[Collection entries]
------------------------------

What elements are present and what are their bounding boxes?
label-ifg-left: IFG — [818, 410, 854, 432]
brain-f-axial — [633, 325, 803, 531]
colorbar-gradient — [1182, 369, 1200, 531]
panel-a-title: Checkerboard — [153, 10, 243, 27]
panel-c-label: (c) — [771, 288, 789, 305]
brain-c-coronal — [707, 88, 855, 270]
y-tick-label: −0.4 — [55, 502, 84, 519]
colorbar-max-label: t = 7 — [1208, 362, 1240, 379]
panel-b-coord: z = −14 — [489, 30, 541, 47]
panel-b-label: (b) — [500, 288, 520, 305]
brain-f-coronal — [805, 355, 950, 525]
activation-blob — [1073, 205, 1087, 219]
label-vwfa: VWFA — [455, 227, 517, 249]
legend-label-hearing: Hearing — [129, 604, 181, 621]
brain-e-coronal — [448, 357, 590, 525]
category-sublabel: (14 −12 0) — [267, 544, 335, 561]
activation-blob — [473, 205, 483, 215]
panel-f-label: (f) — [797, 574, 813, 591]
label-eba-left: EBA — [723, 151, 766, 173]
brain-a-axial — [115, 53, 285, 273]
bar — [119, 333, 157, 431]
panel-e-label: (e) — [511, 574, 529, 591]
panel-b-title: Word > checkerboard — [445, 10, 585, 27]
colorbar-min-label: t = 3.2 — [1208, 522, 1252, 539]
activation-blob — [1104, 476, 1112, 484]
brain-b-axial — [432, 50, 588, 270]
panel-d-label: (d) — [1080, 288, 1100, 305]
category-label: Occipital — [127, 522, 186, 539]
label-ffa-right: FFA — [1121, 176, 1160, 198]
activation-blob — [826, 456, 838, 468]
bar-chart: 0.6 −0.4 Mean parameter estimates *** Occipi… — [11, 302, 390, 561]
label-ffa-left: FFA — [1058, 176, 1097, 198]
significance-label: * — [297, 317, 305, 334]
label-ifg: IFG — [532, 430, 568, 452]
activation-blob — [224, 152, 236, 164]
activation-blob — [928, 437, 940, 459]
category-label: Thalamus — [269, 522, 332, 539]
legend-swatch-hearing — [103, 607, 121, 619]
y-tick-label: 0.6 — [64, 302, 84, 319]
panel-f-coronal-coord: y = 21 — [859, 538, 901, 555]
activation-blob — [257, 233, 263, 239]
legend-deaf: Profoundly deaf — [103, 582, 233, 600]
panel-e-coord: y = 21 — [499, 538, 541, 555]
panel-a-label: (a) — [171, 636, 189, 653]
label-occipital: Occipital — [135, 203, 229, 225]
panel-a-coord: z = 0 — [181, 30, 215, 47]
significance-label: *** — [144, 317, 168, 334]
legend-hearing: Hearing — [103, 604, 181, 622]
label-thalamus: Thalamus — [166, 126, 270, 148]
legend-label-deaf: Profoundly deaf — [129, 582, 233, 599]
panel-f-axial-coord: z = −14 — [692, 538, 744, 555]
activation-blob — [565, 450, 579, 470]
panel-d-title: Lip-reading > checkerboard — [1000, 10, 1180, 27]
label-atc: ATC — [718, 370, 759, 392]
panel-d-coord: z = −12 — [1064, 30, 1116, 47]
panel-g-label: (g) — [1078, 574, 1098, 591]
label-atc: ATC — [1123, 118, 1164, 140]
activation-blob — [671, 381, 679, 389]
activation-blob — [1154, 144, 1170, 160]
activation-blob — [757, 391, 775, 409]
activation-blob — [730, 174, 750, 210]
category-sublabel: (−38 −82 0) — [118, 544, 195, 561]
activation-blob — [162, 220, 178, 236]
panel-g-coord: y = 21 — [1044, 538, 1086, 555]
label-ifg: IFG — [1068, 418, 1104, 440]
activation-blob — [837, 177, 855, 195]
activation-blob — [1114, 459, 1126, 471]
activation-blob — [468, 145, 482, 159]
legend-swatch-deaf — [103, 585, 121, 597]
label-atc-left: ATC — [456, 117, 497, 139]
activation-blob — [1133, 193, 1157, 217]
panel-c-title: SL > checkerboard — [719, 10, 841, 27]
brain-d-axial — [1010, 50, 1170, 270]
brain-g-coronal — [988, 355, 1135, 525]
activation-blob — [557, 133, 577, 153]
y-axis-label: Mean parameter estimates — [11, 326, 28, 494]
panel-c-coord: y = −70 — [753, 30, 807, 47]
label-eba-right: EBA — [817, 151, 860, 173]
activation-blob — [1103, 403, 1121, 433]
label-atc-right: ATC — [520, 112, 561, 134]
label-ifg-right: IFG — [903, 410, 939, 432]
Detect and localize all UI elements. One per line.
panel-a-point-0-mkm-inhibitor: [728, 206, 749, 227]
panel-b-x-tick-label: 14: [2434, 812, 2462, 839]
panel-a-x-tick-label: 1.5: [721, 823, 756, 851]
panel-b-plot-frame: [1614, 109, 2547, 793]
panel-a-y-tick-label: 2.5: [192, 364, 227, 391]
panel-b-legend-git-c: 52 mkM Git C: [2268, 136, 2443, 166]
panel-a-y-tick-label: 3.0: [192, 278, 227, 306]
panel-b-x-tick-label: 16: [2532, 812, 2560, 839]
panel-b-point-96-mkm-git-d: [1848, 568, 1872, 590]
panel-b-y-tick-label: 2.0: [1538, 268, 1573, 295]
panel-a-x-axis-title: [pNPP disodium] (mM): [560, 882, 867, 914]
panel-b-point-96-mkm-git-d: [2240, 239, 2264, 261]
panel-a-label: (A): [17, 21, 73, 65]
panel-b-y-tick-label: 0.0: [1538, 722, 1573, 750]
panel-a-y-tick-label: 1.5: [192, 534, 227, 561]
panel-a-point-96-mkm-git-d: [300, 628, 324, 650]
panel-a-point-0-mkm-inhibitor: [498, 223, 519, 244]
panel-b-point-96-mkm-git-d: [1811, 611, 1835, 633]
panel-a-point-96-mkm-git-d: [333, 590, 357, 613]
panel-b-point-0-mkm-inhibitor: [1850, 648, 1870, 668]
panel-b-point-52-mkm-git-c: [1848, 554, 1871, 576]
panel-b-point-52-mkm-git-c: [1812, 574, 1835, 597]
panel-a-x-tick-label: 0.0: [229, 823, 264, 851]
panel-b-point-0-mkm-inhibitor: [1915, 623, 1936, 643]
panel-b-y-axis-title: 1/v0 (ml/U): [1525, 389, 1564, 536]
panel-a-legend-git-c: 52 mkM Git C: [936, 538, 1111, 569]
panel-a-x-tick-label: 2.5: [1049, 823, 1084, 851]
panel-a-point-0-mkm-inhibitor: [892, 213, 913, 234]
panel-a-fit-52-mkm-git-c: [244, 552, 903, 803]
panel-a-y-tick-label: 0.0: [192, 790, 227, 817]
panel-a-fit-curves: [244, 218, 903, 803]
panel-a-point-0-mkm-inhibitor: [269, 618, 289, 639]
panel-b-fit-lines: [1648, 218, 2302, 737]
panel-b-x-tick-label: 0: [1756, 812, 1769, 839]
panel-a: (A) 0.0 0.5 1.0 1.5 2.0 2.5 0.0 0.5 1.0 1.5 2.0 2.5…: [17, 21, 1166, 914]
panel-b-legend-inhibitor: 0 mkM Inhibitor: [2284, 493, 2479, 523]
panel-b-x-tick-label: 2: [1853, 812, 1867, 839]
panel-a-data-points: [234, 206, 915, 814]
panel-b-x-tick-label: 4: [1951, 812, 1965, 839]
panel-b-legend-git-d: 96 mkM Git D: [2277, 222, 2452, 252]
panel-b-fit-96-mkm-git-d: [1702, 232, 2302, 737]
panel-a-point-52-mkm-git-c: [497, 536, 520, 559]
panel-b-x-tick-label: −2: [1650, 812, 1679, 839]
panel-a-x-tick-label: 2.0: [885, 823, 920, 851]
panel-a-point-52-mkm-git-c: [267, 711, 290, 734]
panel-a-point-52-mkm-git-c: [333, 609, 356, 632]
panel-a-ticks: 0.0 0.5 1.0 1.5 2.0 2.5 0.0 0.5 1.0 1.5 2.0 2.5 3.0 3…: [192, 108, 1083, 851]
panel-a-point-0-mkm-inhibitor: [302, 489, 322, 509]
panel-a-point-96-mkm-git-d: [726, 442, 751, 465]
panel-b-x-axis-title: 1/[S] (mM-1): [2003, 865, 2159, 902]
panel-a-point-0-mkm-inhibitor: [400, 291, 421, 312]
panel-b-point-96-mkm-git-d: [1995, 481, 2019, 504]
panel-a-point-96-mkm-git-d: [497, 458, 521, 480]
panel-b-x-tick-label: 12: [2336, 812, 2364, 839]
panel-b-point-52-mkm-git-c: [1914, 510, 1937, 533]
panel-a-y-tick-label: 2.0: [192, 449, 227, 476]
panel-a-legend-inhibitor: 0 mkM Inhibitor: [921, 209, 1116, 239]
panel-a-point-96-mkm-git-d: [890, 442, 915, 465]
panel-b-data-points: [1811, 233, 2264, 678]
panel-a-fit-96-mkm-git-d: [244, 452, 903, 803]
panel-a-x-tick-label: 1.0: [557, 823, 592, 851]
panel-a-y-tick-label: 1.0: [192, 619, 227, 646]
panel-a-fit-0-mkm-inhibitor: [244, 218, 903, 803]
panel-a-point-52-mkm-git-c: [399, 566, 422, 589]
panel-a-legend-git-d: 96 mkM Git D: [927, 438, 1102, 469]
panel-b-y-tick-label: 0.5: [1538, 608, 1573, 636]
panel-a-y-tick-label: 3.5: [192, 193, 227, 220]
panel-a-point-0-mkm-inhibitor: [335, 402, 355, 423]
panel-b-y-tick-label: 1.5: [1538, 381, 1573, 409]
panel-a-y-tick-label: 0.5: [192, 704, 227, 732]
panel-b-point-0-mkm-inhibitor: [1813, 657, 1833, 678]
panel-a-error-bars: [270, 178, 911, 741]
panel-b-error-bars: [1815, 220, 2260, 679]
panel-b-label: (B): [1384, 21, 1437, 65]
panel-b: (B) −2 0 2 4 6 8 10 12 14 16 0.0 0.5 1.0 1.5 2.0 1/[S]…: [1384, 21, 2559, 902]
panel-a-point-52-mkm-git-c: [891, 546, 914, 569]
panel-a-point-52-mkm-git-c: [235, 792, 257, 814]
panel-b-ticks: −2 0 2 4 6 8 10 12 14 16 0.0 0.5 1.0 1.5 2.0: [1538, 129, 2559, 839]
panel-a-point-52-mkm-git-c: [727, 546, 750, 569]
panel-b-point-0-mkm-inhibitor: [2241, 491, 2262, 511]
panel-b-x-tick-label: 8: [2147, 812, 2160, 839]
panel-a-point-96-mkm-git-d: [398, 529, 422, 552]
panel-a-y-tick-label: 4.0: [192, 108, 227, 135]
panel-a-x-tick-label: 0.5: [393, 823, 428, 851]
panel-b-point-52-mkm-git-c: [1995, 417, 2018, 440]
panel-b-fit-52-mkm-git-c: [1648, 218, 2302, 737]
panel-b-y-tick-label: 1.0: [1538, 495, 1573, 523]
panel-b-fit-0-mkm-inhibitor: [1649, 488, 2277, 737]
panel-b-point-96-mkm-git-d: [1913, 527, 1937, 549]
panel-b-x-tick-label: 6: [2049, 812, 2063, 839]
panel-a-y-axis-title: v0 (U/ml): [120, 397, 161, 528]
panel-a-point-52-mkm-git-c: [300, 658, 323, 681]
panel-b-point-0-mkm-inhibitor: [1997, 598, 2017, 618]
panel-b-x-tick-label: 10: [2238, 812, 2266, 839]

------------------------------

Format the material as a Markdown table with the columns "Row" and "Entry", starting at its first line and ending at the line that contains "category-sublabel: (14 −12". Leave out any blank lines.

- _Output_:
| Row | Entry |
|---|---|
| 1 | What elements are present and what are their bounding boxes? |
| 2 | label-ifg-left: IFG — [818, 410, 854, 432] |
| 3 | brain-f-axial — [633, 325, 803, 531] |
| 4 | colorbar-gradient — [1182, 369, 1200, 531] |
| 5 | panel-a-title: Checkerboard — [153, 10, 243, 27] |
| 6 | panel-c-label: (c) — [771, 288, 789, 305] |
| 7 | brain-c-coronal — [707, 88, 855, 270] |
| 8 | y-tick-label: −0.4 — [55, 502, 84, 519] |
| 9 | colorbar-max-label: t = 7 — [1208, 362, 1240, 379] |
| 10 | panel-b-coord: z = −14 — [489, 30, 541, 47] |
| 11 | panel-b-label: (b) — [500, 288, 520, 305] |
| 12 | brain-f-coronal — [805, 355, 950, 525] |
| 13 | activation-blob — [1073, 205, 1087, 219] |
| 14 | label-vwfa: VWFA — [455, 227, 517, 249] |
| 15 | legend-label-hearing: Hearing — [129, 604, 181, 621] |
| 16 | brain-e-coronal — [448, 357, 590, 525] |
| 17 | category-sublabel: (14 −12 0) — [267, 544, 335, 561] |